What is being asked » Say how many lines of the listing below contain "screenshot", giving the number and nothing else.

[BEGIN Materials provided]

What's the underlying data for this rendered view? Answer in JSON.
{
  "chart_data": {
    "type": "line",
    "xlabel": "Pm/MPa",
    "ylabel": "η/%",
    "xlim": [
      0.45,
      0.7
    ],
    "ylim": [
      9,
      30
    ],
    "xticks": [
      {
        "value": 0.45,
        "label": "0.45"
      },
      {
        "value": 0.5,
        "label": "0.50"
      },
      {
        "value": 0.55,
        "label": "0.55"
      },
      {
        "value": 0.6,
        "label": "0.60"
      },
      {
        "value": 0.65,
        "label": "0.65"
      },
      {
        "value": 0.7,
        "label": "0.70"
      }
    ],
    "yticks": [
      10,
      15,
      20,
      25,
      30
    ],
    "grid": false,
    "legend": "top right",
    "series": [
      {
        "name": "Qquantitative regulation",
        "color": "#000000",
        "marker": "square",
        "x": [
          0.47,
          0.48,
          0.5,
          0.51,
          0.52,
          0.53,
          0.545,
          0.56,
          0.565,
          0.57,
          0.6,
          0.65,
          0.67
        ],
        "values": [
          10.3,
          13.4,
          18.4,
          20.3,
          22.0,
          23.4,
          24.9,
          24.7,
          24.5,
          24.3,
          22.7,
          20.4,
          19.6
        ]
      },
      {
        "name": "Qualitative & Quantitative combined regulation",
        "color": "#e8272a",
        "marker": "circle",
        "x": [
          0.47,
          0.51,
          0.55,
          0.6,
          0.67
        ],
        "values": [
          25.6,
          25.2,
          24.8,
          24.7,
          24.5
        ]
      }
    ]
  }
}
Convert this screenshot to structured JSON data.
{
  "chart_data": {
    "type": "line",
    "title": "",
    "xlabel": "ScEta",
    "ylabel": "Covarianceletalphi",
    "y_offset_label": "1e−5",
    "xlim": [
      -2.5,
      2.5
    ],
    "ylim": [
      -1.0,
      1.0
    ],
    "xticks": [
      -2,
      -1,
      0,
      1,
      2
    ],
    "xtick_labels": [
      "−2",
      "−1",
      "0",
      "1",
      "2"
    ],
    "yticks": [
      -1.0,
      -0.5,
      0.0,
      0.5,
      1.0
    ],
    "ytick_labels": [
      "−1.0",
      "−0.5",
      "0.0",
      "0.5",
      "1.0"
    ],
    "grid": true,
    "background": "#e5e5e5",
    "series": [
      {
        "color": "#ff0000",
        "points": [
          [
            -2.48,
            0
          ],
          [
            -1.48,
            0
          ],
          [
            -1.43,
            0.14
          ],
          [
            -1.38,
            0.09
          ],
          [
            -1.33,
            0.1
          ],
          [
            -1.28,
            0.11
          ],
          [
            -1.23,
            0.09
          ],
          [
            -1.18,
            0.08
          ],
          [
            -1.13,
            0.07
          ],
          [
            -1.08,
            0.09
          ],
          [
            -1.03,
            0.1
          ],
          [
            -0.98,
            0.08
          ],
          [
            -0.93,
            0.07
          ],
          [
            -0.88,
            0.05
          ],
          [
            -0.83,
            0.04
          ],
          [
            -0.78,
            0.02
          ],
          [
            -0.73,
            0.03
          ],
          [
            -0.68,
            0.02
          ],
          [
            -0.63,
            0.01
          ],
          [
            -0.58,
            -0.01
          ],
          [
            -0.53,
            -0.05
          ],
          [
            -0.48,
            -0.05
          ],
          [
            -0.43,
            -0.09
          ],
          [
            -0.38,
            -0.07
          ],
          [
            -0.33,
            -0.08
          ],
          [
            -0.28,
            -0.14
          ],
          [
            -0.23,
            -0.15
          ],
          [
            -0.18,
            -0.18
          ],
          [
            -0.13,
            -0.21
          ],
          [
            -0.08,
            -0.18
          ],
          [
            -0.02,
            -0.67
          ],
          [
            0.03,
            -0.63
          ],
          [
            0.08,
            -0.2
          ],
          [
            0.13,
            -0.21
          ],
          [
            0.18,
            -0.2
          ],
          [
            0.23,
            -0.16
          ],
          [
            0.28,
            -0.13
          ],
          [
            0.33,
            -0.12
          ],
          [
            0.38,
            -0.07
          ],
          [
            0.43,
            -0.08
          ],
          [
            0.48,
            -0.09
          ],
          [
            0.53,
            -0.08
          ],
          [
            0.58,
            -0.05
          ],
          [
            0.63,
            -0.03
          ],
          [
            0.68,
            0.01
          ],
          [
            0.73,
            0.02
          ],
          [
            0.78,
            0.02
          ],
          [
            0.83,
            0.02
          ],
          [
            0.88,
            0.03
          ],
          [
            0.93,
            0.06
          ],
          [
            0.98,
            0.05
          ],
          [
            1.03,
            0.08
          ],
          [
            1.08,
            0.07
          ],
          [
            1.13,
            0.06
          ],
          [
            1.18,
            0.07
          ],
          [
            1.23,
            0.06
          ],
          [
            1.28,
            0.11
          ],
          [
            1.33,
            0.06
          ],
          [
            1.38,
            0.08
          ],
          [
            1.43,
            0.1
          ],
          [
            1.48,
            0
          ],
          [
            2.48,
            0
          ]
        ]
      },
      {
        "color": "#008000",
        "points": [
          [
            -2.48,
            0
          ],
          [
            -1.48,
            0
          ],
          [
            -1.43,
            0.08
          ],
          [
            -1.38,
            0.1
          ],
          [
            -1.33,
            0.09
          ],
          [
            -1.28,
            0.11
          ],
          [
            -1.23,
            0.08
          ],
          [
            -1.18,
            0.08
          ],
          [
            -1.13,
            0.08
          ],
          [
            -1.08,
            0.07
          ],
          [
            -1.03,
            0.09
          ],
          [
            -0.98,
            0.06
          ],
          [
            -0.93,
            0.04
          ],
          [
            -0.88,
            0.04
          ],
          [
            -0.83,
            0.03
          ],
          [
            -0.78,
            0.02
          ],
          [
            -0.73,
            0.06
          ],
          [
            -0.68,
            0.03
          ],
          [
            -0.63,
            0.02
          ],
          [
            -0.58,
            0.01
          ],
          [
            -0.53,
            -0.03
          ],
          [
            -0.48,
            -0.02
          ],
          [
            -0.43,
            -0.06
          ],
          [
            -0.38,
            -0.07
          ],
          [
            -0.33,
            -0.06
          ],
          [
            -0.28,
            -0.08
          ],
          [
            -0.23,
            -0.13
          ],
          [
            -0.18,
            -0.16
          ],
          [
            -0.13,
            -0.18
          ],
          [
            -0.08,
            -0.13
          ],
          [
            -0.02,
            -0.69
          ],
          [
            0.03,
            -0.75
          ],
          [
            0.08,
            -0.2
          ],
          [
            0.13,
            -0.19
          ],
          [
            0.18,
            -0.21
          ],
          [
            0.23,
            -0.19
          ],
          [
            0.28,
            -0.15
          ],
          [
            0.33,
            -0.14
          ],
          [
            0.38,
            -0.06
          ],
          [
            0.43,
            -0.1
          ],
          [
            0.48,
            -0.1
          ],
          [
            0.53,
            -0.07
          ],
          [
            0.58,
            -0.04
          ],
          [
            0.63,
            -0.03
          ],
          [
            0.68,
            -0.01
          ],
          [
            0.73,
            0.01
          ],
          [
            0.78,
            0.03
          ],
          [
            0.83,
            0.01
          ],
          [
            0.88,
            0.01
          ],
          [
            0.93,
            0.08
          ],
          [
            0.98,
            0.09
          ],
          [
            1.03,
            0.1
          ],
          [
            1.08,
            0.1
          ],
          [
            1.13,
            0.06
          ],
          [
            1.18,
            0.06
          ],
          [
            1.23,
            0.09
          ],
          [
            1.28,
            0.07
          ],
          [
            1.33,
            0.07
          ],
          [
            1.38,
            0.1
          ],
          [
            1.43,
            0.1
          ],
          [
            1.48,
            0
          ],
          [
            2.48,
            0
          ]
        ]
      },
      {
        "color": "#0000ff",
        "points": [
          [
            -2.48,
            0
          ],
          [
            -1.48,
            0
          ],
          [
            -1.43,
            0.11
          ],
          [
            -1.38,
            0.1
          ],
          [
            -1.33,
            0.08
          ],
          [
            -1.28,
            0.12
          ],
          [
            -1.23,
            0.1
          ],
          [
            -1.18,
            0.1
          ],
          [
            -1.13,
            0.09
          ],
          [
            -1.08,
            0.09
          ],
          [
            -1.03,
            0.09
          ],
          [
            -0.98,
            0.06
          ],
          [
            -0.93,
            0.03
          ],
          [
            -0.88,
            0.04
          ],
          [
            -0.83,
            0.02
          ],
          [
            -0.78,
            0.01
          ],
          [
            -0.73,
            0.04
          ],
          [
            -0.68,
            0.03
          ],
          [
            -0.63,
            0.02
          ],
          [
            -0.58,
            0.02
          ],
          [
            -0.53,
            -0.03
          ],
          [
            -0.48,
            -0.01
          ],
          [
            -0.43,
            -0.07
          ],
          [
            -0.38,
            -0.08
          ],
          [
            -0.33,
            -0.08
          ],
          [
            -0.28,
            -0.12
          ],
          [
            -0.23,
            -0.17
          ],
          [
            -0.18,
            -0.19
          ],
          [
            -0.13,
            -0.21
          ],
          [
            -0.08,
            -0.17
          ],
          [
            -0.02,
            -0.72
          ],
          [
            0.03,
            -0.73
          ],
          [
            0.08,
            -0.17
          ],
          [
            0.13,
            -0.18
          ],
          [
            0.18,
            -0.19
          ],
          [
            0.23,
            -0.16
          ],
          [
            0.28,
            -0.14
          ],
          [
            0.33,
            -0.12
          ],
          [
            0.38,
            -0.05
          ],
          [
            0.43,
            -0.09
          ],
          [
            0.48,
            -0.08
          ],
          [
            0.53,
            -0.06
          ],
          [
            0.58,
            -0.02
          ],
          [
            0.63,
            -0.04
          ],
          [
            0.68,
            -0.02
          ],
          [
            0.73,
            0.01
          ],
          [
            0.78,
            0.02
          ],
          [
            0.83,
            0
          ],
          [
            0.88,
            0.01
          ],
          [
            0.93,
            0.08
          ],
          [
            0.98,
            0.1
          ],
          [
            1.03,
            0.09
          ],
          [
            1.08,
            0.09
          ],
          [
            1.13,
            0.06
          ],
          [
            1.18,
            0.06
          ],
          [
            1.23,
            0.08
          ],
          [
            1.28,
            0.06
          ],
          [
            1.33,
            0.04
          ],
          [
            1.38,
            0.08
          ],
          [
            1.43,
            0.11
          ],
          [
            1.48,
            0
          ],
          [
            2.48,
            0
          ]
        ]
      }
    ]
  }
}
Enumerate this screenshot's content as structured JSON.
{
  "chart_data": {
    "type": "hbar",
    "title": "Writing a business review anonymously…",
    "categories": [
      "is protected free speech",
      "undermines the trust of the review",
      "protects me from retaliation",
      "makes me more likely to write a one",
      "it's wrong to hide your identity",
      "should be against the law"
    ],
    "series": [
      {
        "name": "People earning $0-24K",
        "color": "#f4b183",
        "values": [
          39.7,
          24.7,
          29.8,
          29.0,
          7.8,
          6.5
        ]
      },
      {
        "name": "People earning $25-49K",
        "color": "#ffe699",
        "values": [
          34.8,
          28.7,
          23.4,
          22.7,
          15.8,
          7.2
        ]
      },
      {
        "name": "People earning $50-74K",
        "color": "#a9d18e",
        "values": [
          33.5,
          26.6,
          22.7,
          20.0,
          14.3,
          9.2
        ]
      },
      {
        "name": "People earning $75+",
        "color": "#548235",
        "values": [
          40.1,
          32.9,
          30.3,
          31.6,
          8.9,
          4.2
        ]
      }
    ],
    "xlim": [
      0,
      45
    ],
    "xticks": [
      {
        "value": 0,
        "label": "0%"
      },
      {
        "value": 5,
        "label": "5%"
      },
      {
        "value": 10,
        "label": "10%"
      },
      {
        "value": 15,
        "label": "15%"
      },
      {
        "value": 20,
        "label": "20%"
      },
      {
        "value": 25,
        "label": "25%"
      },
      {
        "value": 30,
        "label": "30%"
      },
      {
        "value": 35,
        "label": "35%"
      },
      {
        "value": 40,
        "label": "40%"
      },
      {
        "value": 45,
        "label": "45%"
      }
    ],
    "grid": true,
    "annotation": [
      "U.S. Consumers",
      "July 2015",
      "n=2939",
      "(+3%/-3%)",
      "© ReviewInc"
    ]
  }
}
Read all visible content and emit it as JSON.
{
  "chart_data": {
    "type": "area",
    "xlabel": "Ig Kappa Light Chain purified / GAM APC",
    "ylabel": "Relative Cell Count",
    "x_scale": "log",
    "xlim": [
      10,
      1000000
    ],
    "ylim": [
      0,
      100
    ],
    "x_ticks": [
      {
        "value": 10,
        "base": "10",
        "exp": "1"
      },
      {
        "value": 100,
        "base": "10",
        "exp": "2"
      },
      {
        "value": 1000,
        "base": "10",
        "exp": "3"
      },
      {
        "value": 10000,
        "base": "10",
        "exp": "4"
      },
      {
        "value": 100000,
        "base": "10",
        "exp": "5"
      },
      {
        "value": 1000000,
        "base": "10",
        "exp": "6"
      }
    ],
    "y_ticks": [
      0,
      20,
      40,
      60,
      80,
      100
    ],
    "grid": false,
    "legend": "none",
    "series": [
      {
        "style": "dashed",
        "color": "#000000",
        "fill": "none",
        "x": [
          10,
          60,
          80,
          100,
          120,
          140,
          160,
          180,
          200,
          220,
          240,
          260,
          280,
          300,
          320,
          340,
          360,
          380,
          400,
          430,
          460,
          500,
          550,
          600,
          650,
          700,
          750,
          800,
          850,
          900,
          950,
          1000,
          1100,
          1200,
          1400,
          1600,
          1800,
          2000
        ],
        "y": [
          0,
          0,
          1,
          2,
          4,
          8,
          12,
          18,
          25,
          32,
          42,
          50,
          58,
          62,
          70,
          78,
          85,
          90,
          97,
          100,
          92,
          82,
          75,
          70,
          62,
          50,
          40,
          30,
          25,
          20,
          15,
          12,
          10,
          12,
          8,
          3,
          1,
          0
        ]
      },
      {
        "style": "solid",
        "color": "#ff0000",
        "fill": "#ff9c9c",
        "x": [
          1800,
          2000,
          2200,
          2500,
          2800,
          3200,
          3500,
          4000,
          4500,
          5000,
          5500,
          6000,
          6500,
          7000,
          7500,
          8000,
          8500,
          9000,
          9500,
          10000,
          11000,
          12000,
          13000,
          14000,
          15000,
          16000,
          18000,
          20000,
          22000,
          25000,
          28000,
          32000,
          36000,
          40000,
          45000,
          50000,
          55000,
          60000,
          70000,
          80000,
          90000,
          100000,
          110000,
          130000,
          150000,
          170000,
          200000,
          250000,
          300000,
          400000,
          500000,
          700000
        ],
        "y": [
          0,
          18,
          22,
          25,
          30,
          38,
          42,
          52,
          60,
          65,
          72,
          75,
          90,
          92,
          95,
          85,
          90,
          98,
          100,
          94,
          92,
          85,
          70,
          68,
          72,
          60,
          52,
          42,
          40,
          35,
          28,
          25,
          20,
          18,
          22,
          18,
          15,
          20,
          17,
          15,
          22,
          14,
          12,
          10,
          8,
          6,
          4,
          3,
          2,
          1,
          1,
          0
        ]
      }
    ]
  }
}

[END Materials provided]

Response to this exercise » 2